> [WHAT YOU WILL DO]: Repeat the whole listing exactly as written.

> [MATERIAL PROVIDED]:

#####

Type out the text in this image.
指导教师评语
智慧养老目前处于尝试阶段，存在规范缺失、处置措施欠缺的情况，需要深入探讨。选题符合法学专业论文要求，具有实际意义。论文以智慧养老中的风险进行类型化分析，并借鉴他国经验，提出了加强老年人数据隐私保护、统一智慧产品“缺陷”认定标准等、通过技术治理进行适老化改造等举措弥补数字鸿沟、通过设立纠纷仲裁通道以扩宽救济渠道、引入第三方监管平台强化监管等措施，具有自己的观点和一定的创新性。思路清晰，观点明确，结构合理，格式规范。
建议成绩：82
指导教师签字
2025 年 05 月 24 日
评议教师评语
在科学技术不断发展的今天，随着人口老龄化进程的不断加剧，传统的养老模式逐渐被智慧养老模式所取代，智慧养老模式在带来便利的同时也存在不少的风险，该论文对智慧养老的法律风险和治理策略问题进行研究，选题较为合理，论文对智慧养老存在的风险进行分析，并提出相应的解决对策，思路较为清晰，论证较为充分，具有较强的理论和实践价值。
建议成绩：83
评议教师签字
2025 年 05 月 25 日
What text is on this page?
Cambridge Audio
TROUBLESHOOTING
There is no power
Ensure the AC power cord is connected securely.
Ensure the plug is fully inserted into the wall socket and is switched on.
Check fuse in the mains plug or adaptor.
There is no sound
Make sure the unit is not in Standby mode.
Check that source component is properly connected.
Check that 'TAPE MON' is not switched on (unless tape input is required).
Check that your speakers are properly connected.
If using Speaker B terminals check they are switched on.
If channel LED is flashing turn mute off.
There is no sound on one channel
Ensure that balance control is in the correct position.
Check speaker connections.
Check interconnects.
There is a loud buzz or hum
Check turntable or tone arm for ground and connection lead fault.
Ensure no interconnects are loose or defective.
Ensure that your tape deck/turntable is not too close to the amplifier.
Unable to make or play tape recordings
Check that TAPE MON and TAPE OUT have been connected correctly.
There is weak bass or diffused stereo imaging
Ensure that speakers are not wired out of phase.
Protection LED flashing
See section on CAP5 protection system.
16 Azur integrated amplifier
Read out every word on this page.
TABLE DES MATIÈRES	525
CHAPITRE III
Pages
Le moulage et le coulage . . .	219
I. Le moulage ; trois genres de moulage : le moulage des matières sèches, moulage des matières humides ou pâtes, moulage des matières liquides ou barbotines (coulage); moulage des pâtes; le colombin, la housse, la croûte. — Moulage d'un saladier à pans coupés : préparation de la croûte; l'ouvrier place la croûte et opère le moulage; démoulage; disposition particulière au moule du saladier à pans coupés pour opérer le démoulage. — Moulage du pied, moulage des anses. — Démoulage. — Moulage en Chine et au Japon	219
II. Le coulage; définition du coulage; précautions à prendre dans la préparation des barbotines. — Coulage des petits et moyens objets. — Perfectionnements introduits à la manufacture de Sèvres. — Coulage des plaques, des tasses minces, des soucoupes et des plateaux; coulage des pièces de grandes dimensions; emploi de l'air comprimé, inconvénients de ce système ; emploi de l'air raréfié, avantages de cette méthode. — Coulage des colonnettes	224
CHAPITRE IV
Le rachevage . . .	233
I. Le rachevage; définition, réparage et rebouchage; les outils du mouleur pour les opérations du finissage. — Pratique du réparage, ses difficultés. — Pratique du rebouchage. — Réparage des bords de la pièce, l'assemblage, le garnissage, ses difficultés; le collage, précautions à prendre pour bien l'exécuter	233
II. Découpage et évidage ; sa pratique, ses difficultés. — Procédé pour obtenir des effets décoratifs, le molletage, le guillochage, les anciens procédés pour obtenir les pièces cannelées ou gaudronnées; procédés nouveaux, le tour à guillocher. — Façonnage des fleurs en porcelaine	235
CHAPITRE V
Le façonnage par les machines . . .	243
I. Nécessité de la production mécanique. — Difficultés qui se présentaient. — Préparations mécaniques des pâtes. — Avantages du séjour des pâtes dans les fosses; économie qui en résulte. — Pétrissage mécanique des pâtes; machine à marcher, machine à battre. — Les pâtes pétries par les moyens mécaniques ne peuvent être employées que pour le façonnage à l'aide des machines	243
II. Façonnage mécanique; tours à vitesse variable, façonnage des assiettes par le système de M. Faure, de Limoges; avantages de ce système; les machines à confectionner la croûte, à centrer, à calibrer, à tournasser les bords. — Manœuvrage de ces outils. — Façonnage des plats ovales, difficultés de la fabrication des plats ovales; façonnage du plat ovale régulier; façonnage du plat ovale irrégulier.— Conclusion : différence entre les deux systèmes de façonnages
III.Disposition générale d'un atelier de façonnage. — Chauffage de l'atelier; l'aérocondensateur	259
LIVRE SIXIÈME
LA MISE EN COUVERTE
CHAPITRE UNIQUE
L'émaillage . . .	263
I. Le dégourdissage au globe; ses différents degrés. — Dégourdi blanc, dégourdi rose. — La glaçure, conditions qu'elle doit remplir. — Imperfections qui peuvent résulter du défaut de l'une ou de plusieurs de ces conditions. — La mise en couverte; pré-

#####

> [REPLY]:
Type out the text in this image.
指导教师评语
智慧养老目前处于尝试阶段，存在规范缺失、处置措施欠缺的情况，需要深入探讨。选题符合法学专业论文要求，具有实际意义。论文以智慧养老中的风险进行类型化分析，并借鉴他国经验，提出了加强老年人数据隐私保护、统一智慧产品“缺陷”认定标准等、通过技术治理进行适老化改造等举措弥补数字鸿沟、通过设立纠纷仲裁通道以扩宽救济渠道、引入第三方监管平台强化监管等措施，具有自己的观点和一定的创新性。思路清晰，观点明确，结构合理，格式规范。
建议成绩：82
指导教师签字
2025 年 05 月 24 日
评议教师评语
在科学技术不断发展的今天，随着人口老龄化进程的不断加剧，传统的养老模式逐渐被智慧养老模式所取代，智慧养老模式在带来便利的同时也存在不少的风险，该论文对智慧养老的法律风险和治理策略问题进行研究，选题较为合理，论文对智慧养老存在的风险进行分析，并提出相应的解决对策，思路较为清晰，论证较为充分，具有较强的理论和实践价值。
建议成绩：83
评议教师签字
2025 年 05 月 25 日
What text is on this page?
Cambridge Audio
TROUBLESHOOTING
There is no power
Ensure the AC power cord is connected securely.
Ensure the plug is fully inserted into the wall socket and is switched on.
Check fuse in the mains plug or adaptor.
There is no sound
Make sure the unit is not in Standby mode.
Check that source component is properly connected.
Check that 'TAPE MON' is not switched on (unless tape input is required).
Check that your speakers are properly connected.
If using Speaker B terminals check they are switched on.
If channel LED is flashing turn mute off.
There is no sound on one channel
Ensure that balance control is in the correct position.
Check speaker connections.
Check interconnects.
There is a loud buzz or hum
Check turntable or tone arm for ground and connection lead fault.
Ensure no interconnects are loose or defective.
Ensure that your tape deck/turntable is not too close to the amplifier.
Unable to make or play tape recordings
Check that TAPE MON and TAPE OUT have been connected correctly.
There is weak bass or diffused stereo imaging
Ensure that speakers are not wired out of phase.
Protection LED flashing
See section on CAP5 protection system.
16 Azur integrated amplifier
Read out every word on this page.
TABLE DES MATIÈRES	525
CHAPITRE III
Pages
Le moulage et le coulage . . .	219
I. Le moulage ; trois genres de moulage : le moulage des matières sèches, moulage des matières humides ou pâtes, moulage des matières liquides ou barbotines (coulage); moulage des pâtes; le colombin, la housse, la croûte. — Moulage d'un saladier à pans coupés : préparation de la croûte; l'ouvrier place la croûte et opère le moulage; démoulage; disposition particulière au moule du saladier à pans coupés pour opérer le démoulage. — Moulage du pied, moulage des anses. — Démoulage. — Moulage en Chine et au Japon	219
II. Le coulage; définition du coulage; précautions à prendre dans la préparation des barbotines. — Coulage des petits et moyens objets. — Perfectionnements introduits à la manufacture de Sèvres. — Coulage des plaques, des tasses minces, des soucoupes et des plateaux; coulage des pièces de grandes dimensions; emploi de l'air comprimé, inconvénients de ce système ; emploi de l'air raréfié, avantages de cette méthode. — Coulage des colonnettes	224
CHAPITRE IV
Le rachevage . . .	233
I. Le rachevage; définition, réparage et rebouchage; les outils du mouleur pour les opérations du finissage. — Pratique du réparage, ses difficultés. — Pratique du rebouchage. — Réparage des bords de la pièce, l'assemblage, le garnissage, ses difficultés; le collage, précautions à prendre pour bien l'exécuter	233
II. Découpage et évidage ; sa pratique, ses difficultés. — Procédé pour obtenir des effets décoratifs, le molletage, le guillochage, les anciens procédés pour obtenir les pièces cannelées ou gaudronnées; procédés nouveaux, le tour à guillocher. — Façonnage des fleurs en porcelaine	235
CHAPITRE V
Le façonnage par les machines . . .	243
I. Nécessité de la production mécanique. — Difficultés qui se présentaient. — Préparations mécaniques des pâtes. — Avantages du séjour des pâtes dans les fosses; économie qui en résulte. — Pétrissage mécanique des pâtes; machine à marcher, machine à battre. — Les pâtes pétries par les moyens mécaniques ne peuvent être employées que pour le façonnage à l'aide des machines	243
II. Façonnage mécanique; tours à vitesse variable, façonnage des assiettes par le système de M. Faure, de Limoges; avantages de ce système; les machines à confectionner la croûte, à centrer, à calibrer, à tournasser les bords. — Manœuvrage de ces outils. — Façonnage des plats ovales, difficultés de la fabrication des plats ovales; façonnage du plat ovale régulier; façonnage du plat ovale irrégulier.— Conclusion : différence entre les deux systèmes de façonnages
III.Disposition générale d'un atelier de façonnage. — Chauffage de l'atelier; l'aérocondensateur	259
LIVRE SIXIÈME
LA MISE EN COUVERTE
CHAPITRE UNIQUE
L'émaillage . . .	263
I. Le dégourdissage au globe; ses différents degrés. — Dégourdi blanc, dégourdi rose. — La glaçure, conditions qu'elle doit remplir. — Imperfections qui peuvent résulter du défaut de l'une ou de plusieurs de ces conditions. — La mise en couverte; pré-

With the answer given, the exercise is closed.